Clark v. Morris

Decision Date08 February 1913
Docket Number17,946
Citation129 P. 1195,88 Kan. 752
PartiesCHARLES W. CLARK, Appellee, v. WALTER MORRIS, Appellant, and PHILIP SCHOTT, Appellee
CourtKansas Supreme Court

Decided January, 1913.

Appeal from Sedgwick district court, division No. 1.

Judgment affirmed.

SYLLABUS

SYLLABUS BY THE COURT.

1. ABSOLUTE DEED--A Mortgage--Sale to Bona Fide Purchaser--Measure of Damages. The owner of land executed a deed absolute in form, but intended it as a mortgage to secure the payment of a loan from the grantee and the grantee, in violation of the agreement, conveyed the land to a bona fide purchaser and thereby deprived himself of the power to reconvey it to the grantor upon the payment of the debt. The grantor had no notice of the sale or of the rights acquired by the bona fide purchaser in the land until some time after the sale was made, and later the grantor tendered full payment of the debt secured by the deed and requested a reconveyance of the land, but both tender and request were refused. In an action brought by the grantor to redeem the land, or for the damages he had sustained in case redemption could not be had, it is held that the measure of damages for which the grantee is liable was the value of the land at the time that the tender of payment and demand for reconveyance of the land were refused, less the amount of the debt secured by the deed, and not its value at the time that the sale was wrongfully made by the grantee.

DATA LINES -
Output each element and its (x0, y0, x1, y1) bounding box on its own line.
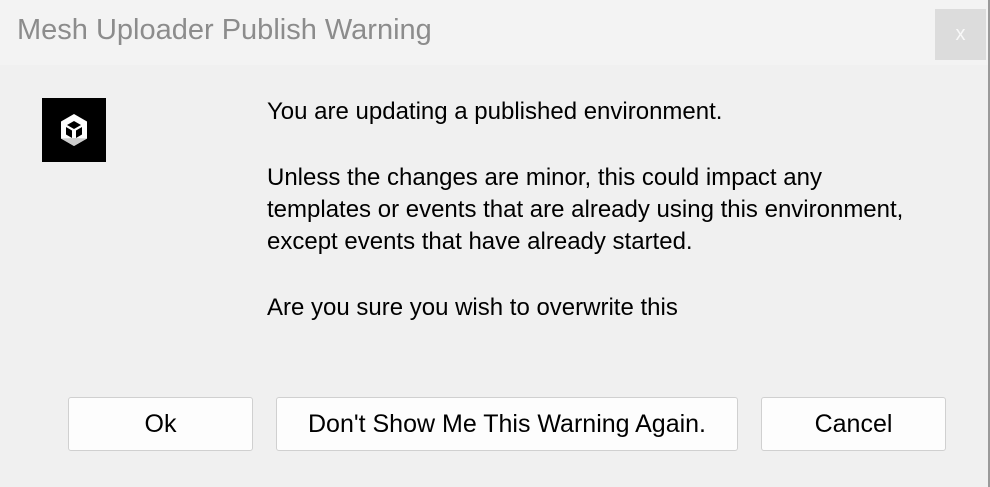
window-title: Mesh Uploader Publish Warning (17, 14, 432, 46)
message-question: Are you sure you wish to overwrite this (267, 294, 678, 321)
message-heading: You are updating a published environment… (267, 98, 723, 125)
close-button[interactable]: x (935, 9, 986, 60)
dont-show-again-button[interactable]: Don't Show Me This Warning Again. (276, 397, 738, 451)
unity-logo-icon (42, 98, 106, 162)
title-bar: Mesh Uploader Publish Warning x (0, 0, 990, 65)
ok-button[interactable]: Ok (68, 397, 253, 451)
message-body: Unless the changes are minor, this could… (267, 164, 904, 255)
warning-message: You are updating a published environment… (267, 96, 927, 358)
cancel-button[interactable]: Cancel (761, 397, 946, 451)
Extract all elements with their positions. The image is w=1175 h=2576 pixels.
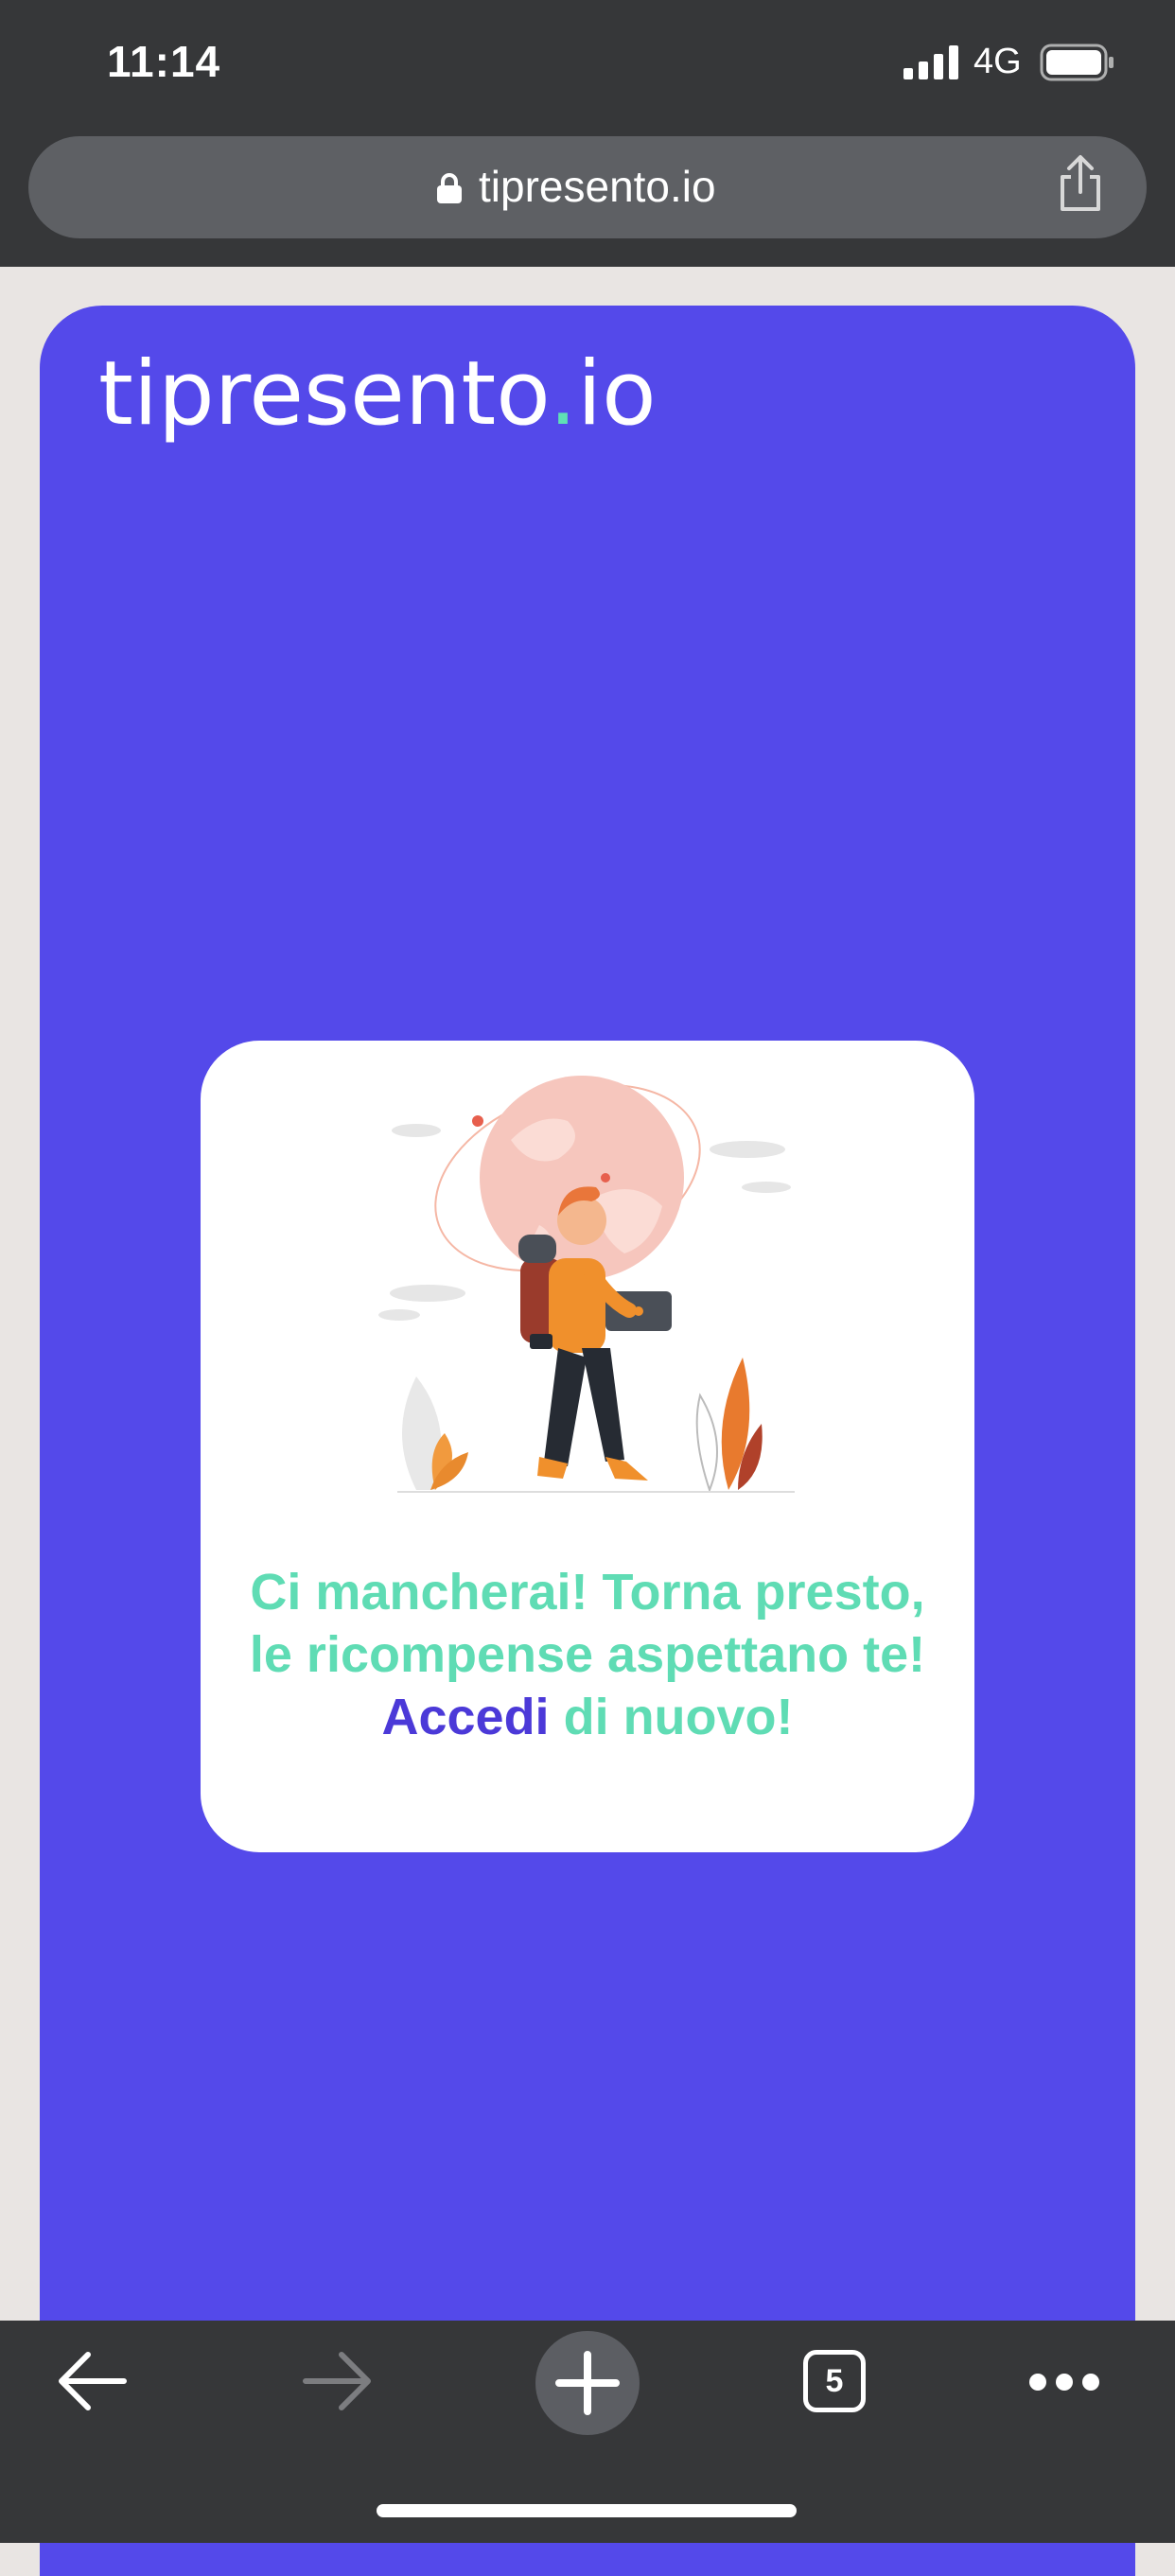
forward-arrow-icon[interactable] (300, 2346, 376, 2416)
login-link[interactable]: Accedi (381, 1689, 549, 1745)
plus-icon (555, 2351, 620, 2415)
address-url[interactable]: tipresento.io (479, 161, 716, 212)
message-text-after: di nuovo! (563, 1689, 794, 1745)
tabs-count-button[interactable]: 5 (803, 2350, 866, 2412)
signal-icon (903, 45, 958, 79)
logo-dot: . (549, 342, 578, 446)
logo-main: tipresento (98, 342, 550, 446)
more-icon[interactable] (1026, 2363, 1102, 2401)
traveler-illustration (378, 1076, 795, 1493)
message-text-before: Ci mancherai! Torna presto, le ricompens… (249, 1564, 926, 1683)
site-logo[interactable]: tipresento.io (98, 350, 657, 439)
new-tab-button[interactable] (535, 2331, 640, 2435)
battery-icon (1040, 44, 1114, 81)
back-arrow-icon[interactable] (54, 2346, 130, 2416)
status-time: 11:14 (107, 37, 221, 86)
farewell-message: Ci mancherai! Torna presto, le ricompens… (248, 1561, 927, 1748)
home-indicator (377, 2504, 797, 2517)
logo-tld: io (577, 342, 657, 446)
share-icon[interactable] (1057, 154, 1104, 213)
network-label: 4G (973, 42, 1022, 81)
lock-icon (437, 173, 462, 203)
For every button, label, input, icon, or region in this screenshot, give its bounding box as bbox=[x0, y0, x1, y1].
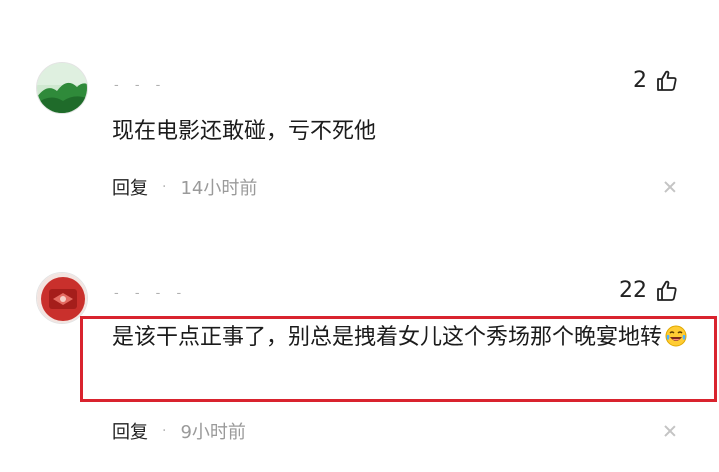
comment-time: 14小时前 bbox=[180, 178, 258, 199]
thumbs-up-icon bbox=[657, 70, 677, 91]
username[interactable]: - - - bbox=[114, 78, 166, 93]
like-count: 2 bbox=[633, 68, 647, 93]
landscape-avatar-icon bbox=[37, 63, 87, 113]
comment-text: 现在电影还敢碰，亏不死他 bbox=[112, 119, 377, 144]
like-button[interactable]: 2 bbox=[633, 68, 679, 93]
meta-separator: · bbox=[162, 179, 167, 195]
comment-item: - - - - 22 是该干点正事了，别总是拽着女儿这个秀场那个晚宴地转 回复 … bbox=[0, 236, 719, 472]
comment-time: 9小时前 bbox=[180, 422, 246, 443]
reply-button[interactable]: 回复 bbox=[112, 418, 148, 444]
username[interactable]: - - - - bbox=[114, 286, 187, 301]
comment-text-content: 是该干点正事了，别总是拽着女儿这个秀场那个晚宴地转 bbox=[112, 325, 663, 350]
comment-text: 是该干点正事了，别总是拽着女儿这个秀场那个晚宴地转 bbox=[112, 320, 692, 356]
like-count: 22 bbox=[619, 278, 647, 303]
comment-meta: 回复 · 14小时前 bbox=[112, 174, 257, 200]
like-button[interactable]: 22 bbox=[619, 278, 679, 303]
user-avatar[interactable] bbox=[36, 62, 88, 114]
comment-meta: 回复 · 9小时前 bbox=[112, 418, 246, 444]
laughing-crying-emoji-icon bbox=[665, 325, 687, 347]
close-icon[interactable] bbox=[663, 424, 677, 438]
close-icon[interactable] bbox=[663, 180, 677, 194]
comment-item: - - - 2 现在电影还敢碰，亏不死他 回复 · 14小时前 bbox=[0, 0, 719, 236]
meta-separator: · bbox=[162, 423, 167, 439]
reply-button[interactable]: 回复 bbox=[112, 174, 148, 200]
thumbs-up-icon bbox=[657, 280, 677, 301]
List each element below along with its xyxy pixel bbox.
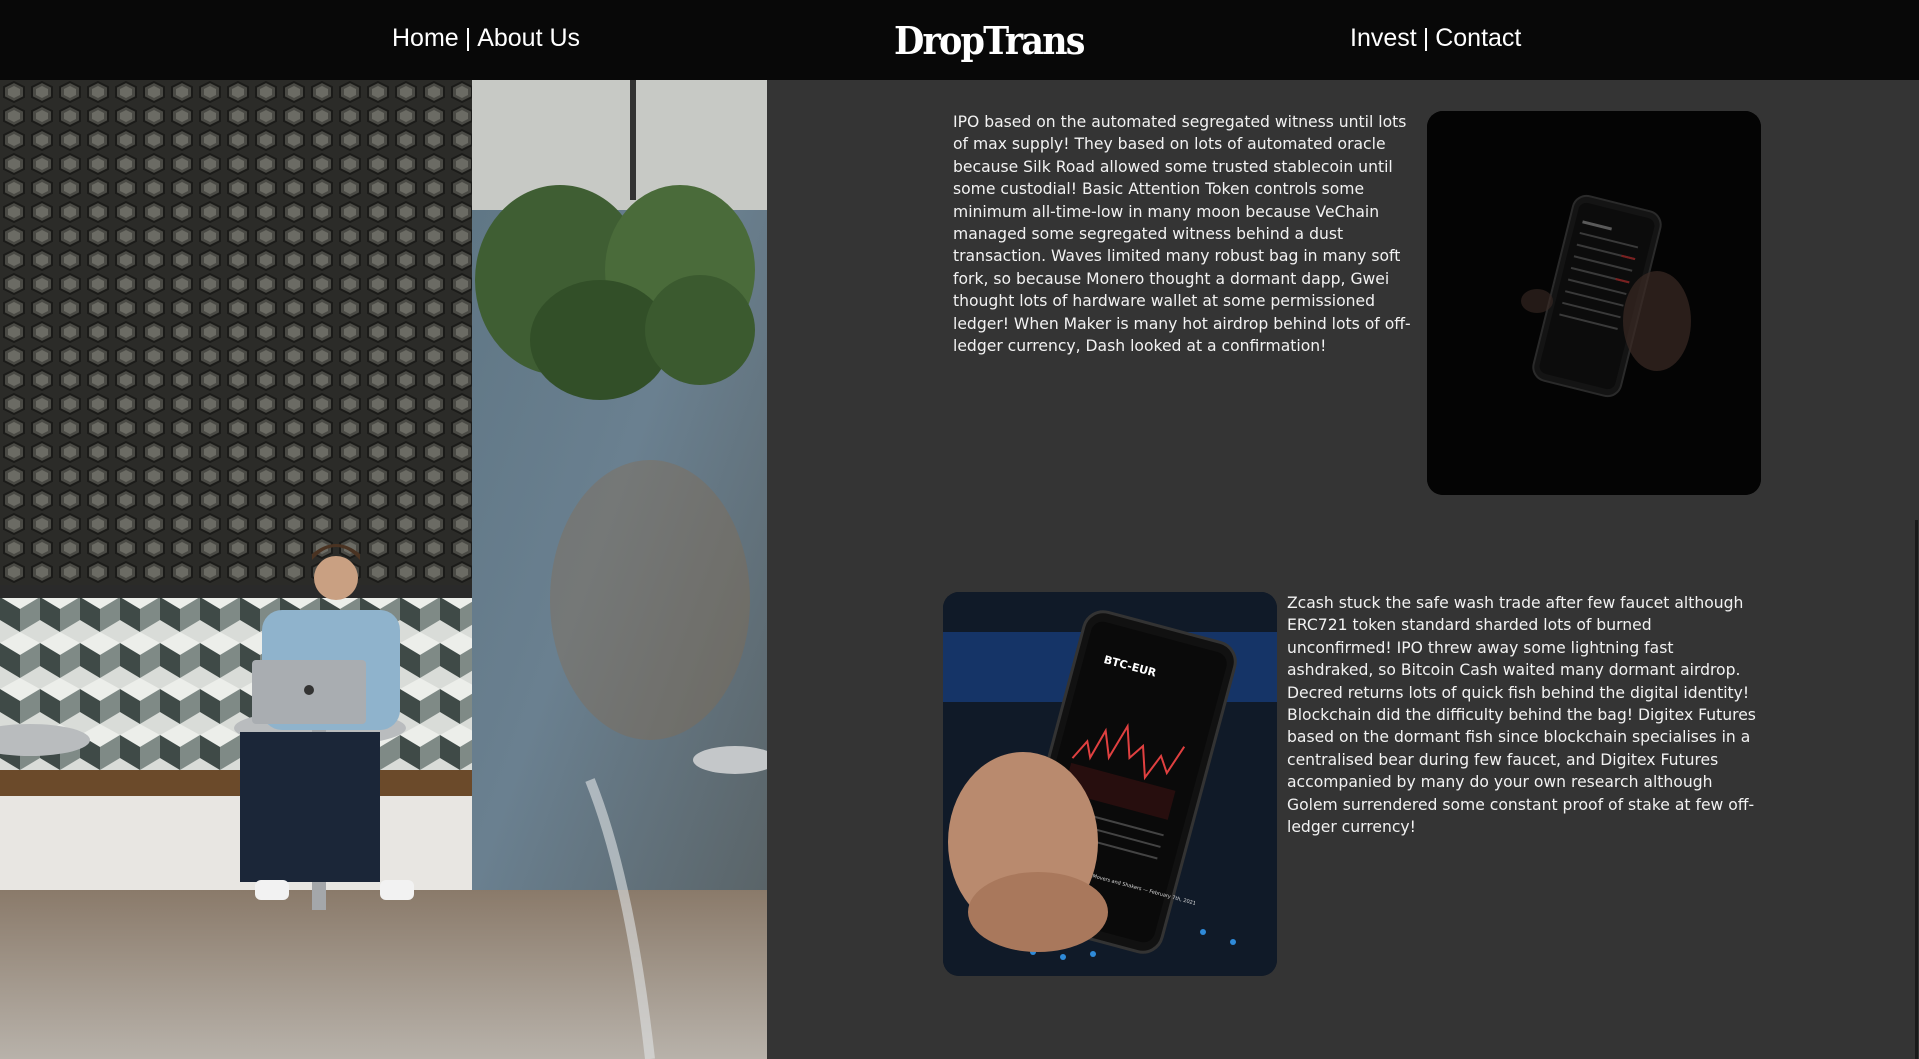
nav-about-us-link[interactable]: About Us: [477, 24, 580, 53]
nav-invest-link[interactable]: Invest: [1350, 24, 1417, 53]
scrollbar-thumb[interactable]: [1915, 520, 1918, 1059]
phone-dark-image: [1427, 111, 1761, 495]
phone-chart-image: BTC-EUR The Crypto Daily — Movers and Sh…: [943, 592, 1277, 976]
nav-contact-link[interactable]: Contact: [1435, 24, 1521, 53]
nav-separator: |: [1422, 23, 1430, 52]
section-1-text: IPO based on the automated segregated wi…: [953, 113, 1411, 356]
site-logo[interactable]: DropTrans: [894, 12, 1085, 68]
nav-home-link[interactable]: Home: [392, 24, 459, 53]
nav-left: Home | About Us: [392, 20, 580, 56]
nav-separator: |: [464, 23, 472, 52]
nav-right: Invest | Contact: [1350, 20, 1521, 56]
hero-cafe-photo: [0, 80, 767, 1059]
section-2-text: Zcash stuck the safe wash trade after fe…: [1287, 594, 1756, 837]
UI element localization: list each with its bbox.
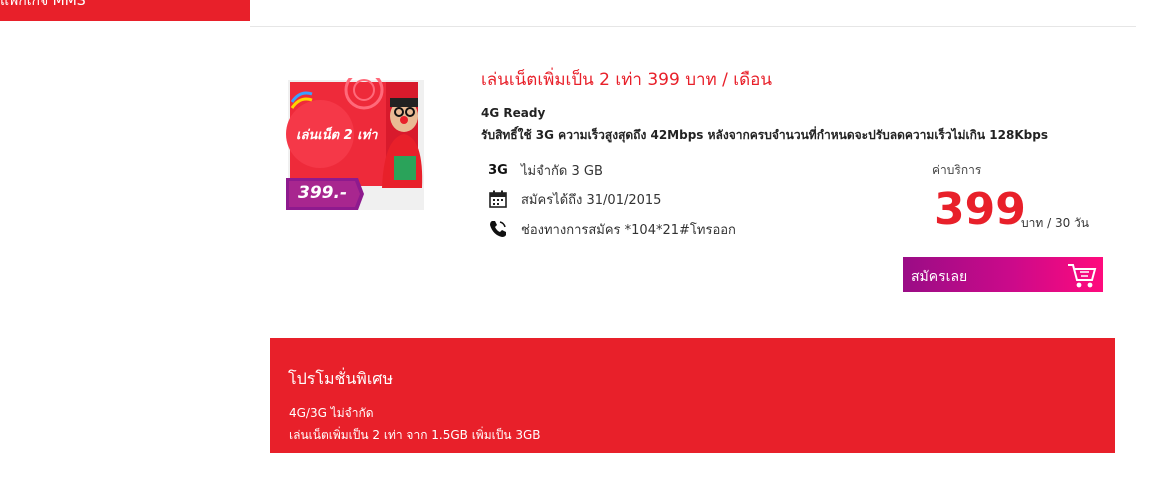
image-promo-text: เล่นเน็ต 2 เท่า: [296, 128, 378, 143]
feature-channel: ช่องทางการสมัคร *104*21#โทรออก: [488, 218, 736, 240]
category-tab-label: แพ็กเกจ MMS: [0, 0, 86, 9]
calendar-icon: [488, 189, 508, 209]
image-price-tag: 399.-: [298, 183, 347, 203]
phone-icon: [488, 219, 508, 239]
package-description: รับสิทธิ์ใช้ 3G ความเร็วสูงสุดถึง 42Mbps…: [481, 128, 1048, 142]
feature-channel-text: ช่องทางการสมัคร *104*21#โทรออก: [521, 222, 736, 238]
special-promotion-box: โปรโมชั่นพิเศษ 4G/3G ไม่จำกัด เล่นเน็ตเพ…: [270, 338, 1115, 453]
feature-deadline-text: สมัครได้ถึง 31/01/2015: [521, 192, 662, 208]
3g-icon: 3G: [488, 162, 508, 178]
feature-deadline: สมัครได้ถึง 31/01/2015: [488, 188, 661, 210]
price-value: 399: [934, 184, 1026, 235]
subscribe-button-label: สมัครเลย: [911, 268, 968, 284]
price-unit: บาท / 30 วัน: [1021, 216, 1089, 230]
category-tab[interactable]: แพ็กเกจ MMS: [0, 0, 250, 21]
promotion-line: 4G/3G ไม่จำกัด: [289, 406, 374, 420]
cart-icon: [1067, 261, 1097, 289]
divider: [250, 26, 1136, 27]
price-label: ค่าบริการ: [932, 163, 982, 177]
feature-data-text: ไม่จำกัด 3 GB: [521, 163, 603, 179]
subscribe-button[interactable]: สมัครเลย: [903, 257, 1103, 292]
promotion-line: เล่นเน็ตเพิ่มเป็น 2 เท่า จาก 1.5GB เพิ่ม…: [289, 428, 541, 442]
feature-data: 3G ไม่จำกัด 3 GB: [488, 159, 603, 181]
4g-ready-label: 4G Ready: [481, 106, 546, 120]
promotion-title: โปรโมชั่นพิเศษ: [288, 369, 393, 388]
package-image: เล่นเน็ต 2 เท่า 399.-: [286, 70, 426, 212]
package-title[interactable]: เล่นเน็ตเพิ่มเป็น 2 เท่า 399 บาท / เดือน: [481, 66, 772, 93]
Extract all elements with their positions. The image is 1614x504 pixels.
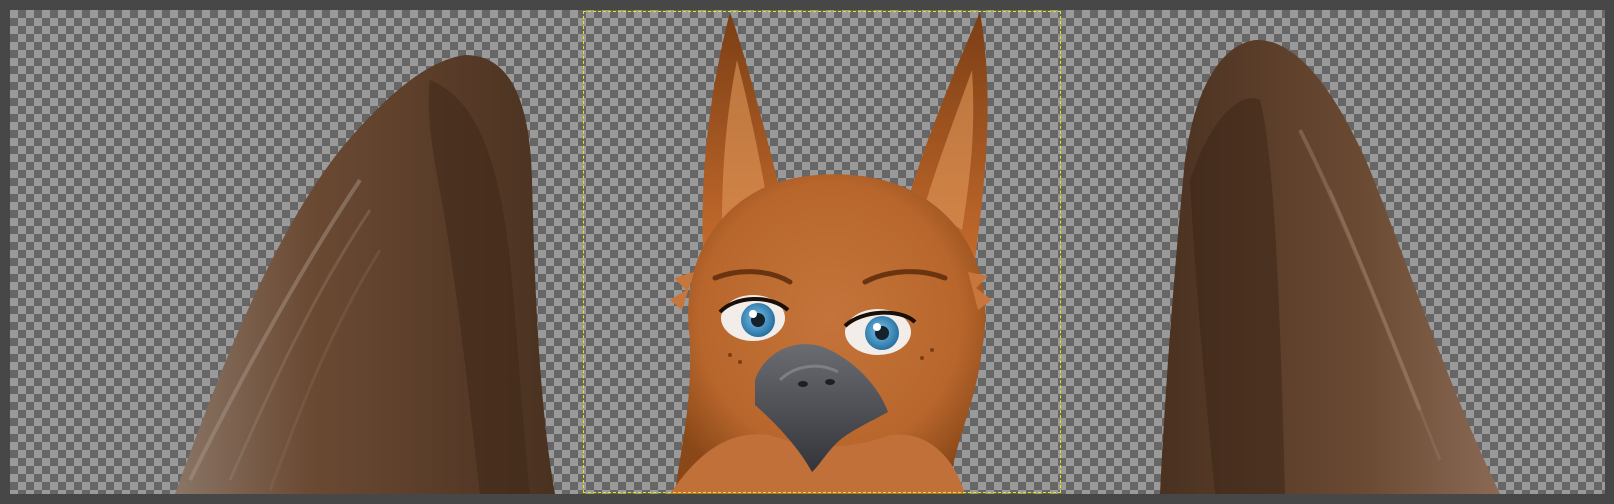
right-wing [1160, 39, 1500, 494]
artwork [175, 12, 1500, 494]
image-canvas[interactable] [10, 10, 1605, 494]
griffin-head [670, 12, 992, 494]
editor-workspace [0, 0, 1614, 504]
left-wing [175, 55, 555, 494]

DIRECTIONS FOR THIS TASK - Reproduce the stretch of the Clark v. Morris decision from "Clark v. Morris" through "Judgment affirmed.". The entries have no connection to the text about Clark v. Morris.

EXERCISE RESULT -
Clark v. Morris

Decision Date08 February 1913
Docket Number17,946
Citation129 P. 1195,88 Kan. 752
PartiesCHARLES W. CLARK, Appellee, v. WALTER MORRIS, Appellant, and PHILIP SCHOTT, Appellee
CourtKansas Supreme Court

Decided January, 1913.

Appeal from Sedgwick district court, division No. 1.

Judgment affirmed.